• _THE DATA_
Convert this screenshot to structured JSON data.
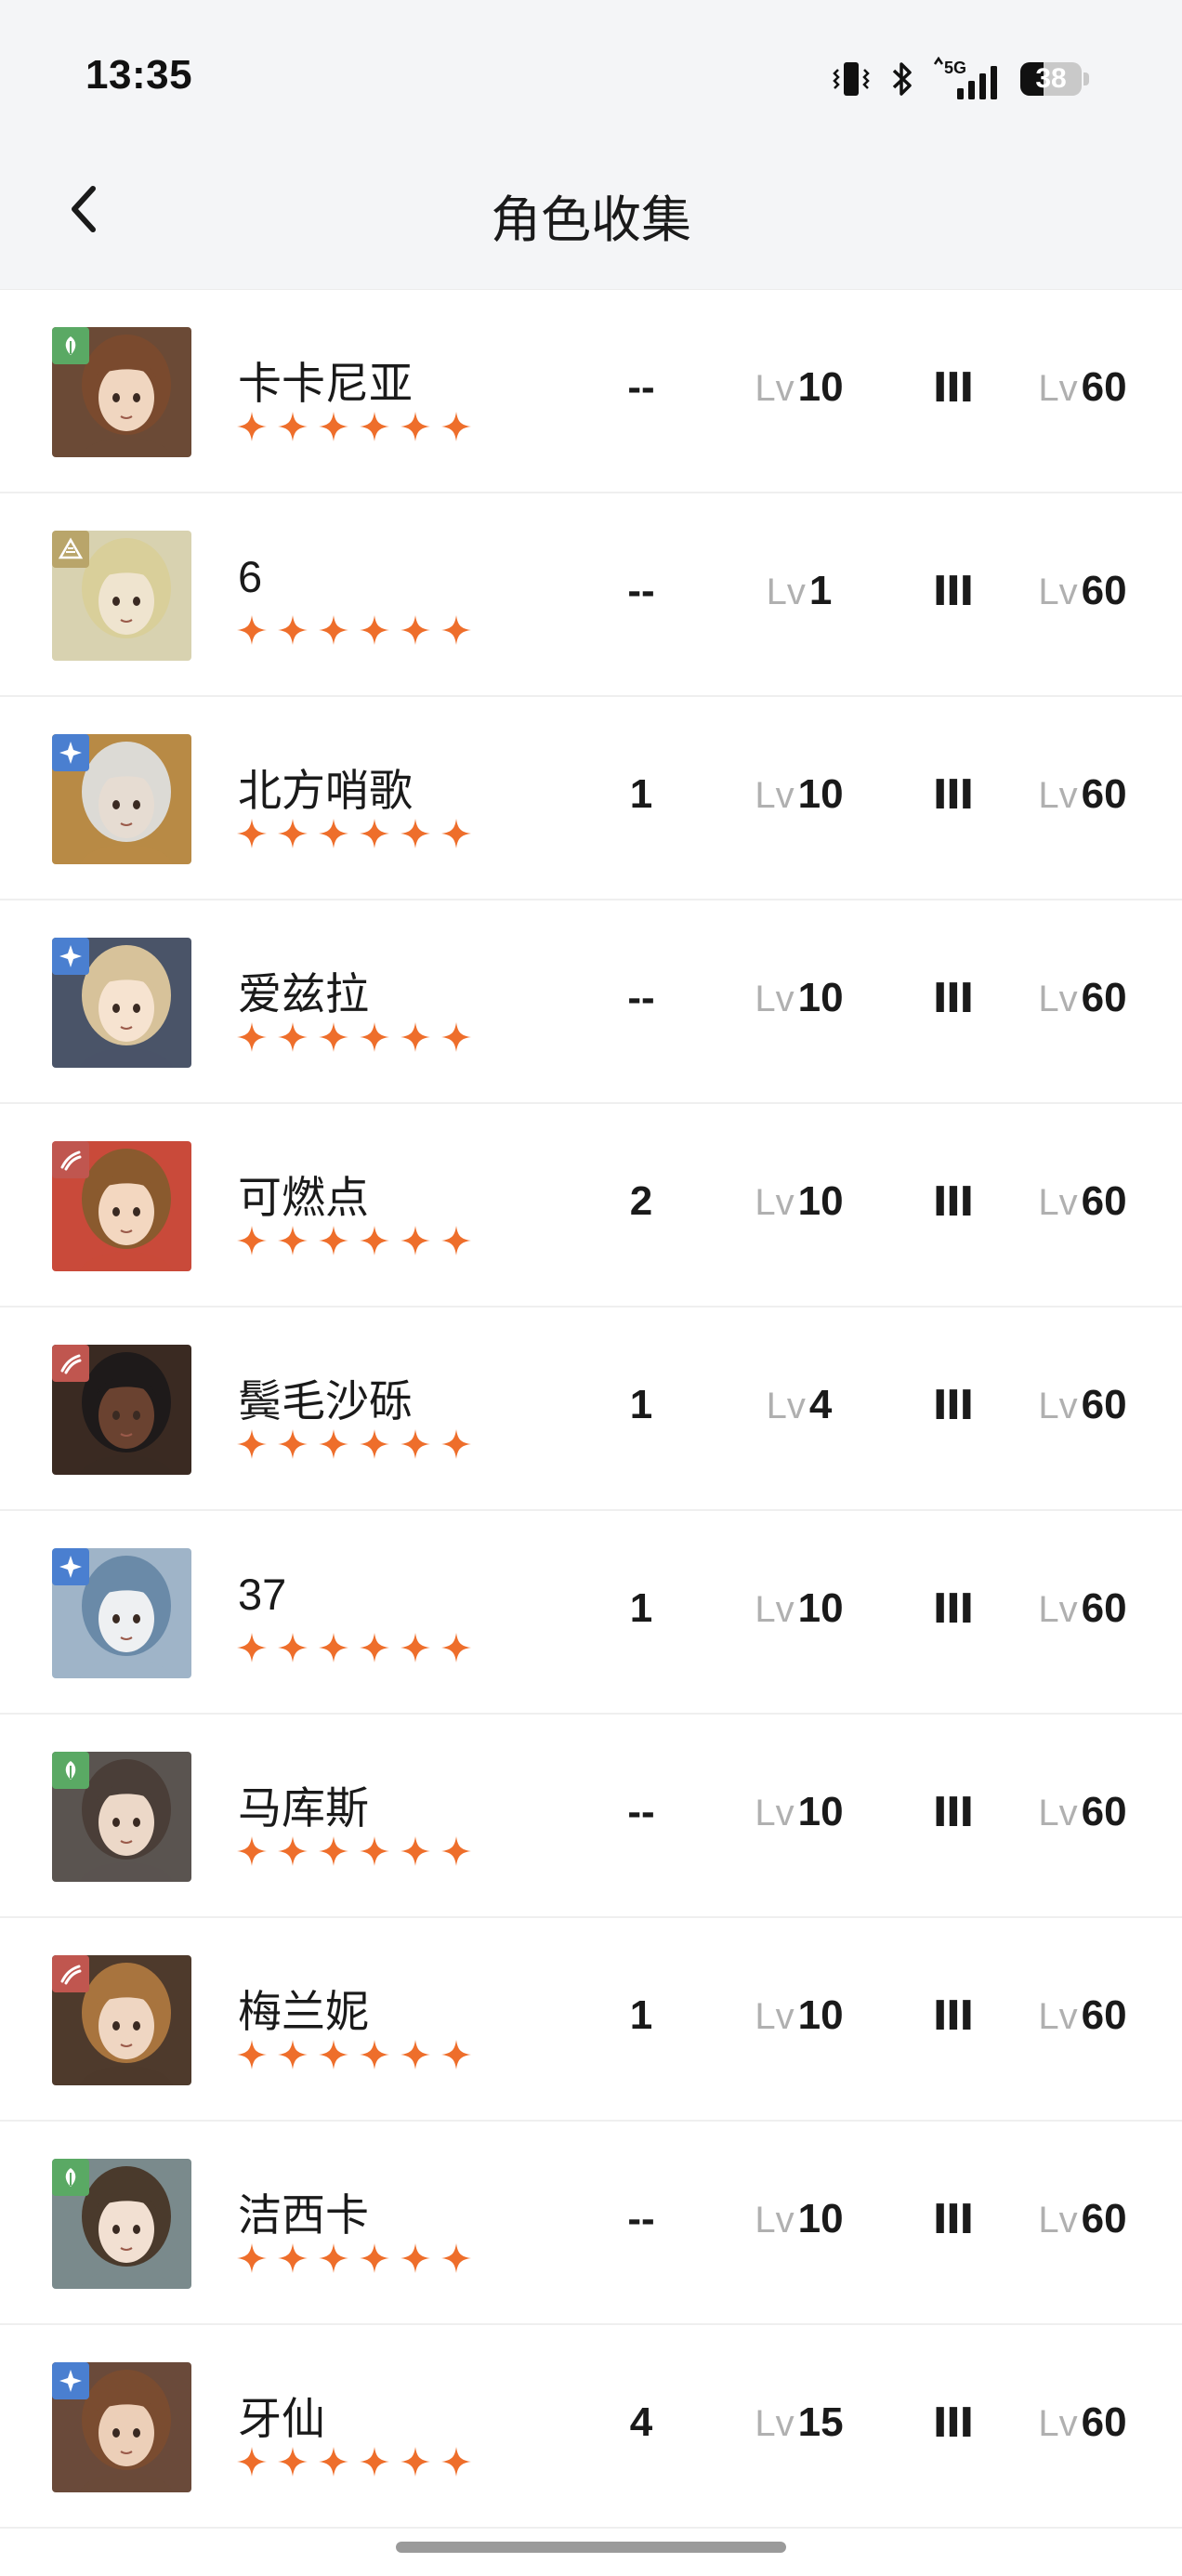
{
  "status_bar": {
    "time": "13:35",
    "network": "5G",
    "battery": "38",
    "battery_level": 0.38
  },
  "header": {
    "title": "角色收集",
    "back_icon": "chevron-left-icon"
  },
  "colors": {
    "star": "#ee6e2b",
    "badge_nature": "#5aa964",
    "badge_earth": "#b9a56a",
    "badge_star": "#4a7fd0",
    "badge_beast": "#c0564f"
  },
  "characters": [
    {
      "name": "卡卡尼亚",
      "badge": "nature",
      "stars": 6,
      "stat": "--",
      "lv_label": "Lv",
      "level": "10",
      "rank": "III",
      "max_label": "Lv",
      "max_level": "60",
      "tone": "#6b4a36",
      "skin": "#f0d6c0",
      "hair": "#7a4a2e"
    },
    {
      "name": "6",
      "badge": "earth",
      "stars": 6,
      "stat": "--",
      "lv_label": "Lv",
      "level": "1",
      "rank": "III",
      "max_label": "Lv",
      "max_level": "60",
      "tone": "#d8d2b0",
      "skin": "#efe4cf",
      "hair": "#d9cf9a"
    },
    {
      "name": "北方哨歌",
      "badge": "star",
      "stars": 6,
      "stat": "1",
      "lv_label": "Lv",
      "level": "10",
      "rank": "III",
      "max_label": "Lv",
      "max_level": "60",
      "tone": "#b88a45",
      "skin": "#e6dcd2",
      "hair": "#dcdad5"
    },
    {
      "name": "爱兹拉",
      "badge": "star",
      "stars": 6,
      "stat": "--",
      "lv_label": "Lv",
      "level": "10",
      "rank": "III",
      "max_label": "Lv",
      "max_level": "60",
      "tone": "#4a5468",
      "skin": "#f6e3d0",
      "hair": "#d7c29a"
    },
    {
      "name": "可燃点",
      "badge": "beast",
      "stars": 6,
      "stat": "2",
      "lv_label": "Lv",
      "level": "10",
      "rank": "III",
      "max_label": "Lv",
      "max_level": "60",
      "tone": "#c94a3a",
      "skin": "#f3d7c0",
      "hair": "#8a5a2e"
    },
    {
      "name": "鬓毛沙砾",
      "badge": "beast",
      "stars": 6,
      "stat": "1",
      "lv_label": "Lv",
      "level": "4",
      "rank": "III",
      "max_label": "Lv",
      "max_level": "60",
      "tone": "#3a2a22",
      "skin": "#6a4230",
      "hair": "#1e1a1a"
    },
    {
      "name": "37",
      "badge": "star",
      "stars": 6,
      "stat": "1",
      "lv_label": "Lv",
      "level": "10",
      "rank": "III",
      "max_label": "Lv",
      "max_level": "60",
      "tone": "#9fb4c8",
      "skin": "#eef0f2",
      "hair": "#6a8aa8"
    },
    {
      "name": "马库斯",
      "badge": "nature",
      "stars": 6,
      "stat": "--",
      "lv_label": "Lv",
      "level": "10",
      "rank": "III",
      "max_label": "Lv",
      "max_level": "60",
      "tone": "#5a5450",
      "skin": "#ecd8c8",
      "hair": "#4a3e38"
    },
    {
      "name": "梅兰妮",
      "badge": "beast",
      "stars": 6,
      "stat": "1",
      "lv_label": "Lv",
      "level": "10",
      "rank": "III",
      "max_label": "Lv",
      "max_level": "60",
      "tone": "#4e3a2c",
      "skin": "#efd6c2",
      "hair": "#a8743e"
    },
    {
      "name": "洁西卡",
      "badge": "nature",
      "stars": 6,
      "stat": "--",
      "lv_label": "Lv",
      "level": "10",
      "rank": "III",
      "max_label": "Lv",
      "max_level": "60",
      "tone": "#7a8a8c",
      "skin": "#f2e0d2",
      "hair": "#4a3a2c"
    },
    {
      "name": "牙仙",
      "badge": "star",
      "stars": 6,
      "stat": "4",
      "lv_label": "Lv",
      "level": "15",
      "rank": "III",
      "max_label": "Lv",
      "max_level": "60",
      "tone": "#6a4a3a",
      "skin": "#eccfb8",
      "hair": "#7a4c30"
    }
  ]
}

* * *

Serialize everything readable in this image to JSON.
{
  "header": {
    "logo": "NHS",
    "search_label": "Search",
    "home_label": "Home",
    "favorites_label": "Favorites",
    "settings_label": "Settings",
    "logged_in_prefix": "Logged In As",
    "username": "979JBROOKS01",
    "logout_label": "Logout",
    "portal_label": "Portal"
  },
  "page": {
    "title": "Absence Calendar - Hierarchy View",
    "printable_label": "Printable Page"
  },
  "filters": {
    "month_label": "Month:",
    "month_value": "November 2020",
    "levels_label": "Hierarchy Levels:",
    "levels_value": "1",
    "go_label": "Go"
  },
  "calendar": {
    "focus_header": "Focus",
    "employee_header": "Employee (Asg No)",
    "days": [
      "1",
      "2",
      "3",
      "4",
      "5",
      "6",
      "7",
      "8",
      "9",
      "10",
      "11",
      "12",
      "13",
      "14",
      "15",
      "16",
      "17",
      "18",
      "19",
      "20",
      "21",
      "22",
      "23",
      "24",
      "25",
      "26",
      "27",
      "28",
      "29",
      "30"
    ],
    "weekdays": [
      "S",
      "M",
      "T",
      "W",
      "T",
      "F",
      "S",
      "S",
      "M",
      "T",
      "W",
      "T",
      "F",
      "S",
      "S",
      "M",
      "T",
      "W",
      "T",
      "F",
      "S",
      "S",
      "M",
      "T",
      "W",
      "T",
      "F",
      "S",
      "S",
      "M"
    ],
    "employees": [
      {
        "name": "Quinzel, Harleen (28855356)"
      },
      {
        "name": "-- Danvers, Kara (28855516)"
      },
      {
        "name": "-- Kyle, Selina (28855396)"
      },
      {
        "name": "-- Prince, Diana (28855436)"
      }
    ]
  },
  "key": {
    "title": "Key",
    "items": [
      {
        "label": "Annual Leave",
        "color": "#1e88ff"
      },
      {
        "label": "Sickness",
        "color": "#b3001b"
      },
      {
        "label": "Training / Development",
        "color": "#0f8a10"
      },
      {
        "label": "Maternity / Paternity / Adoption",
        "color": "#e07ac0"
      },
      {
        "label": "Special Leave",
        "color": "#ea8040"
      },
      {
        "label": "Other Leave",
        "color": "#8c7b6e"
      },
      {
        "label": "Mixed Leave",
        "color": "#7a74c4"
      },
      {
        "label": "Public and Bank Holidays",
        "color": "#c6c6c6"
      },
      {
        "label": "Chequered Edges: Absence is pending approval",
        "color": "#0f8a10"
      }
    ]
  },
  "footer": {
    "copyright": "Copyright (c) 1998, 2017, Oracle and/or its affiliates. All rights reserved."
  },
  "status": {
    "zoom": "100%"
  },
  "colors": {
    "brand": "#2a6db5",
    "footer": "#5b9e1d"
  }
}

---

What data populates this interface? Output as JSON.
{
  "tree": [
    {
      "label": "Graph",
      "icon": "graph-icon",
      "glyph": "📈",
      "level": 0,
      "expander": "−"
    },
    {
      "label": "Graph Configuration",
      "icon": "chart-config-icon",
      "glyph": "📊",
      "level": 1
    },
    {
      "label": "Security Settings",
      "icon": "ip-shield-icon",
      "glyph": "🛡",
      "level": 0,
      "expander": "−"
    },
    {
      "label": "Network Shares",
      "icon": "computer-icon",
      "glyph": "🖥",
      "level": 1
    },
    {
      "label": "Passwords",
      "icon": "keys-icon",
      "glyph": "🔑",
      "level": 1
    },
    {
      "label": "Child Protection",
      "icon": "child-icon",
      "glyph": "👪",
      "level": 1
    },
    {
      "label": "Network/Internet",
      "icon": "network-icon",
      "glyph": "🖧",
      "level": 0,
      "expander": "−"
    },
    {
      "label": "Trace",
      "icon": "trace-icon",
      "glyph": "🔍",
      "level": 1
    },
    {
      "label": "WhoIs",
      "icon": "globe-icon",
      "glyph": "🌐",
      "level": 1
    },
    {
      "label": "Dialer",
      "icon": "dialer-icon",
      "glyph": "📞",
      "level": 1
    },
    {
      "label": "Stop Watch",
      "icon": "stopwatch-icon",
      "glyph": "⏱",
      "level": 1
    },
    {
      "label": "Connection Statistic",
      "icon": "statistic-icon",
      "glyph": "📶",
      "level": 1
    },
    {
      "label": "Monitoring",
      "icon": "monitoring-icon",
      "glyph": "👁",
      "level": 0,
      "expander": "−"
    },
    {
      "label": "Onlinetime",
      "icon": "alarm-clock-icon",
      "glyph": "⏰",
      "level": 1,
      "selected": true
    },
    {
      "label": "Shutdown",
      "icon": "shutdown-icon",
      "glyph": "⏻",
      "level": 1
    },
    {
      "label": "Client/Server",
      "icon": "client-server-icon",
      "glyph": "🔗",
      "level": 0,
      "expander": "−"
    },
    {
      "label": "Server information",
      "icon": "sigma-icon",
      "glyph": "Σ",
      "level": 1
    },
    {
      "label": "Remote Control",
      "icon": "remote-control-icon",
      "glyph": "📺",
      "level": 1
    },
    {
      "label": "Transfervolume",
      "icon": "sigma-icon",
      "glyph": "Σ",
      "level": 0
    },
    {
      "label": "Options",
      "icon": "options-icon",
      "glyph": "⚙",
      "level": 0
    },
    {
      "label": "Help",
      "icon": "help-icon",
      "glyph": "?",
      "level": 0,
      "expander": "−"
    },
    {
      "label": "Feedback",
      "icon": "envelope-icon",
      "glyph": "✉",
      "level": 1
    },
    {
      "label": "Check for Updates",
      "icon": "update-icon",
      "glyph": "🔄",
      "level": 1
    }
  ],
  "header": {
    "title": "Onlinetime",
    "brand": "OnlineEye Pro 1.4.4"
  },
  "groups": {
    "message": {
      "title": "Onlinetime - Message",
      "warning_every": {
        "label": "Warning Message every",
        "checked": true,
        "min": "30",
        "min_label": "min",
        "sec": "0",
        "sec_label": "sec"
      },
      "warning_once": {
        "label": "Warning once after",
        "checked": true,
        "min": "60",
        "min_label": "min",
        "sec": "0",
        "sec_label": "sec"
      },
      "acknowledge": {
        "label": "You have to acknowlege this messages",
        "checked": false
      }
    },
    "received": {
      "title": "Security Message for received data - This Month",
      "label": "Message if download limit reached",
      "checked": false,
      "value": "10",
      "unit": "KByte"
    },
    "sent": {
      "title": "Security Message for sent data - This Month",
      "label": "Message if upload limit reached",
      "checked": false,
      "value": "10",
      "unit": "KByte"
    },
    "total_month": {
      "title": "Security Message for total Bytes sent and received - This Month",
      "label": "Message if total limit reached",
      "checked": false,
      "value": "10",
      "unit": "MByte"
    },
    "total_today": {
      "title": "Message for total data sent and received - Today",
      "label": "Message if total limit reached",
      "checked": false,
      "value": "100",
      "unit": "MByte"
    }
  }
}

• _INSTRUCTION_
Count how many lines of the material hold the string "JSON". Give the number and nothing more.

• _COMPLETE ANSWER_
3